About this exercise | From the material below, pull each line containing the string "tento".

Input data |

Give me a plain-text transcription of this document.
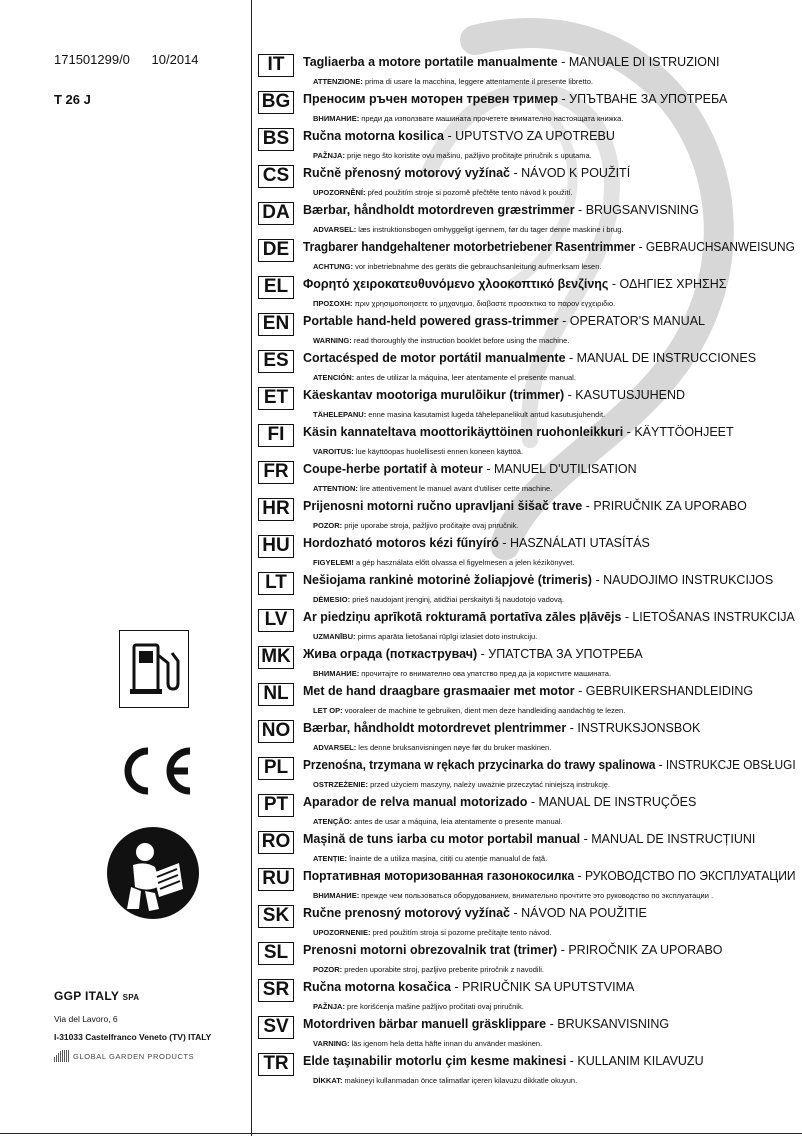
171501299/0 10/2014
T 26 J
GGP ITALY SPA
Via del Lavoro, 6
I-31033 Castelfranco Veneto (TV) ITALY
GLOBAL GARDEN PRODUCTS
IT	Tagliaerba a motore portatile manualmente - MANUALE DI ISTRUZIONI
ATTENZIONE: prima di usare la macchina, leggere attentamente il presente libretto.
BG	Преносим ръчен моторен тревен тример - УПЪТВАНЕ ЗА УПОТРЕБА
ВНИМАНИЕ: преди да използвате машината прочетете внимателно настоящата книжка.
BS	Ručna motorna kosilica - UPUTSTVO ZA UPOTREBU
PAŽNJA: prije nego što koristite ovu mašinu, pažljivo pročitajte priručnik s uputama.
CS	Ručně přenosný motorový vyžínač - NÁVOD K POUŽITÍ
UPOZORNĚNÍ: před použitím stroje si pozorně přečtěte tento návod k použití.
DA	Bærbar, håndholdt motordreven græstrimmer - BRUGSANVISNING
ADVARSEL: læs instruktionsbogen omhyggeligt igennem, før du tager denne maskine i brug.
DE	Tragbarer handgehaltener motorbetriebener Rasentrimmer - GEBRAUCHSANWEISUNG
ACHTUNG: vor inbetriebnahme des geräts die gebrauchsanleitung aufmerksam lesen.
EL	Φορητό χειροκατευθυνόμενο χλοοκοπτικό βενζίνης - ΟΔΗΓΙΕΣ ΧΡΗΣΗΣ
ΠΡΟΣΟΧΗ: πριν χρησιμοποιησετε το μηχανημα, διαβαστε προσεκτικα το παρον εγχειριδιο.
EN	Portable hand-held powered grass-trimmer - OPERATOR'S MANUAL
WARNING: read thoroughly the instruction booklet before using the machine.
ES	Cortacésped de motor portátil manualmente - MANUAL DE INSTRUCCIONES
ATENCIÓN: antes de utilizar la máquina, leer atentamente el presente manual.
ET	Käeskantav mootoriga murulõikur (trimmer) - KASUTUSJUHEND
TÄHELEPANU: enne masina kasutamist lugeda tähelepanelikult antud kasutusjuhendit.
FI	Käsin kannateltava moottorikäyttöinen ruohonleikkuri - KÄYTTÖOHJEET
VAROITUS: lue käyttöopas huolellisesti ennen koneen käyttöä.
FR	Coupe-herbe portatif à moteur - MANUEL D'UTILISATION
ATTENTION: lire attentivement le manuel avant d'utiliser cette machine.
HR	Prijenosni motorni ručno upravljani šišač trave - PRIRUČNIK ZA UPORABO
POZOR: prije uporabe stroja, pažljivo pročitajte ovaj priručnik.
HU	Hordozható motoros kézi fűnyíró - HASZNÁLATI UTASÍTÁS
FIGYELEM! a gép használata előtt olvassa el figyelmesen a jelen kézikönyvet.
LT	Nešiojama rankinė motorinė žoliapjovė (trimeris) - NAUDOJIMO INSTRUKCIJOS
DĖMESIO: prieš naudojant įrenginį, atidžiai perskaityti šį naudotojo vadovą.
LV	Ar piedziņu aprīkotā rokturamā portatīva zāles pļāvējs - LIETOŠANAS INSTRUKCIJA
UZMANĪBU: pirms aparāta lietošanai rūpīgi izlasiet doto instrukciju.
MK Жива ограда (поткаструвач) - УПАТСТВА ЗА УПОТРЕБА
ВНИМАНИЕ: прочитајте го внимателно ова упатство пред да ја користите машината.
NL	Met de hand draagbare grasmaaier met motor - GEBRUIKERSHANDLEIDING
LET OP: vooraleer de machine te gebruiken, dient men deze handleiding aandachtig te lezen.
NO	Bærbar, håndholdt motordrevet plentrimmer - INSTRUKSJONSBOK
ADVARSEL: les denne bruksanvisningen nøye før du bruker maskinen.
PL	Przenośna, trzymana w rękach przycinarka do trawy spalinowa - INSTRUKCJE OBSŁUGI
OSTRZEŻENIE: przed użyciem maszyny, należy uważnie przeczytać niniejszą instrukcję.
PT	Aparador de relva manual motorizado - MANUAL DE INSTRUÇÕES
ATENÇÃO: antes de usar a máquina, leia atentamente o presente manual.
RO	Mașină de tuns iarba cu motor portabil manual - MANUAL DE INSTRUCȚIUNI
ATENȚIE: înainte de a utiliza mașina, citiți cu atenție manualul de față.
RU	Портативная моторизованная газонокосилка - РУКОВОДСТВО ПО ЭКСПЛУАТАЦИИ
ВНИМАНИЕ: прежде чем пользоваться оборудованием, внимательно прочтите это руководство по эксплуатации .
SK	Ručne prenosný motorový vyžínač - NÁVOD NA POUŽITIE
UPOZORNENIE: pred použitím stroja si pozorne prečítajte tento návod.
SL	Prenosni motorni obrezovalnik trat (trimer) - PRIROČNIK ZA UPORABO
POZOR: preden uporabite stroj, pazljivo preberite priročnik z navodili.
SR	Ručna motorna kosačica - PRIRUČNIK SA UPUTSTVIMA
PAŽNJA: pre korišćenja mašine pažljivo pročitati ovaj priručnik.
SV	Motordriven bärbar manuell gräsklippare - BRUKSANVISNING
VARNING: läs igenom hela detta häfte innan du använder maskinen.
TR	Elde taşınabilir motorlu çim kesme makinesi - KULLANIM KILAVUZU
DİKKAT: makineyi kullanmadan önce talimatlar içeren kilavuzu dikkatle okuyun.
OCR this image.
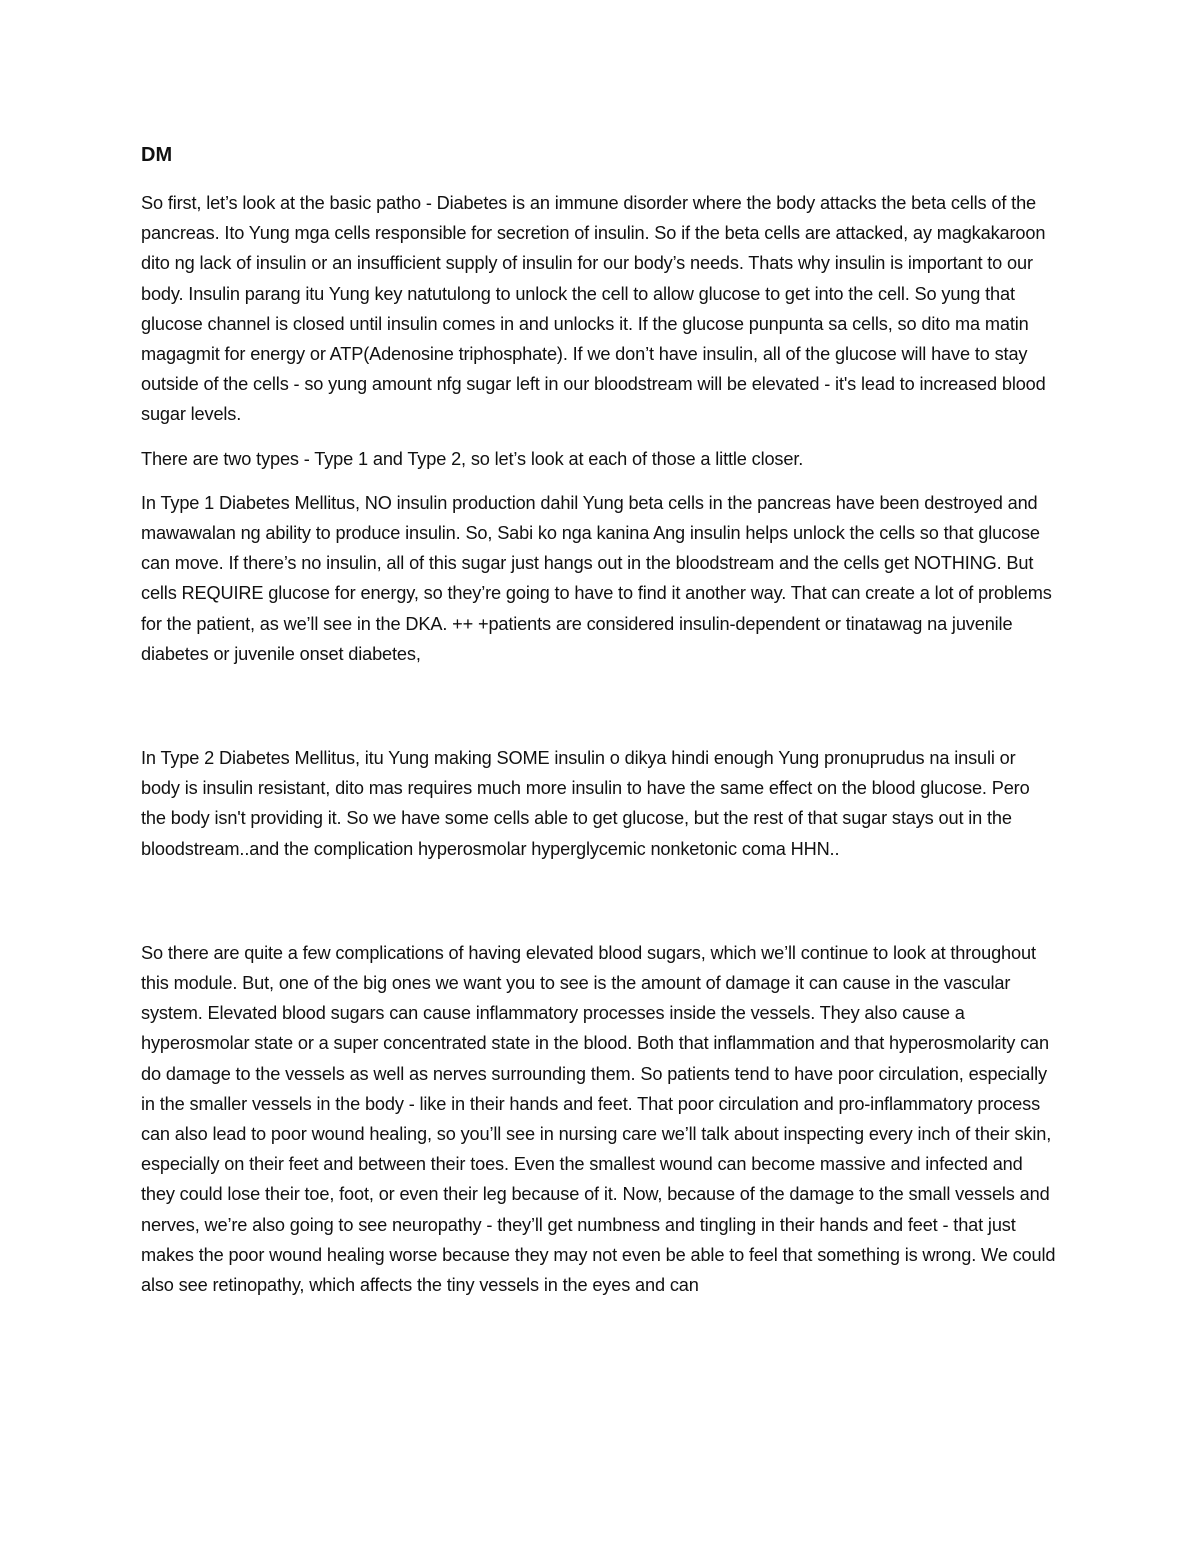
DM

So first, let’s look at the basic patho - Diabetes is an immune disorder where the body attacks the beta cells of the pancreas. Ito Yung mga cells responsible for secretion of insulin. So if the beta cells are attacked, ay magkakaroon dito ng lack of insulin or an insufficient supply of insulin for our body’s needs. Thats why insulin is important to our body. Insulin parang itu Yung key natutulong to unlock the cell to allow glucose to get into the cell. So yung that glucose channel is closed until insulin comes in and unlocks it. If the glucose punpunta sa cells, so dito ma matin magagmit for energy or ATP(Adenosine triphosphate). If we don’t have insulin, all of the glucose will have to stay outside of the cells - so yung amount nfg sugar left in our bloodstream will be elevated - it's lead to increased blood sugar levels.

There are two types - Type 1 and Type 2, so let’s look at each of those a little closer.

In Type 1 Diabetes Mellitus, NO insulin production dahil Yung beta cells in the pancreas have been destroyed and mawawalan ng ability to produce insulin. So, Sabi ko nga kanina Ang insulin helps unlock the cells so that glucose can move. If there’s no insulin, all of this sugar just hangs out in the bloodstream and the cells get NOTHING. But cells REQUIRE glucose for energy, so they’re going to have to find it another way. That can create a lot of problems for the patient, as we’ll see in the DKA. ++ +patients are considered insulin-dependent or tinatawag na juvenile diabetes or juvenile onset diabetes,

In Type 2 Diabetes Mellitus, itu Yung making SOME insulin o dikya hindi enough Yung pronuprudus na insuli or body is insulin resistant, dito mas requires much more insulin to have the same effect on the blood glucose. Pero the body isn't providing it. So we have some cells able to get glucose, but the rest of that sugar stays out in the bloodstream..and the complication hyperosmolar hyperglycemic nonketonic coma HHN..

So there are quite a few complications of having elevated blood sugars, which we’ll continue to look at throughout this module. But, one of the big ones we want you to see is the amount of damage it can cause in the vascular system. Elevated blood sugars can cause inflammatory processes inside the vessels. They also cause a hyperosmolar state or a super concentrated state in the blood. Both that inflammation and that hyperosmolarity can do damage to the vessels as well as nerves surrounding them. So patients tend to have poor circulation, especially in the smaller vessels in the body - like in their hands and feet. That poor circulation and pro-inflammatory process can also lead to poor wound healing, so you’ll see in nursing care we’ll talk about inspecting every inch of their skin, especially on their feet and between their toes. Even the smallest wound can become massive and infected and they could lose their toe, foot, or even their leg because of it. Now, because of the damage to the small vessels and nerves, we’re also going to see neuropathy - they’ll get numbness and tingling in their hands and feet - that just makes the poor wound healing worse because they may not even be able to feel that something is wrong. We could also see retinopathy, which affects the tiny vessels in the eyes and can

Result below |
UPOZORNĚNÍ: před použitím stroje si pozorně přečtěte tento návod k použití.
UPOZORNENIE: pred použitím stroja si pozorne prečítajte tento návod.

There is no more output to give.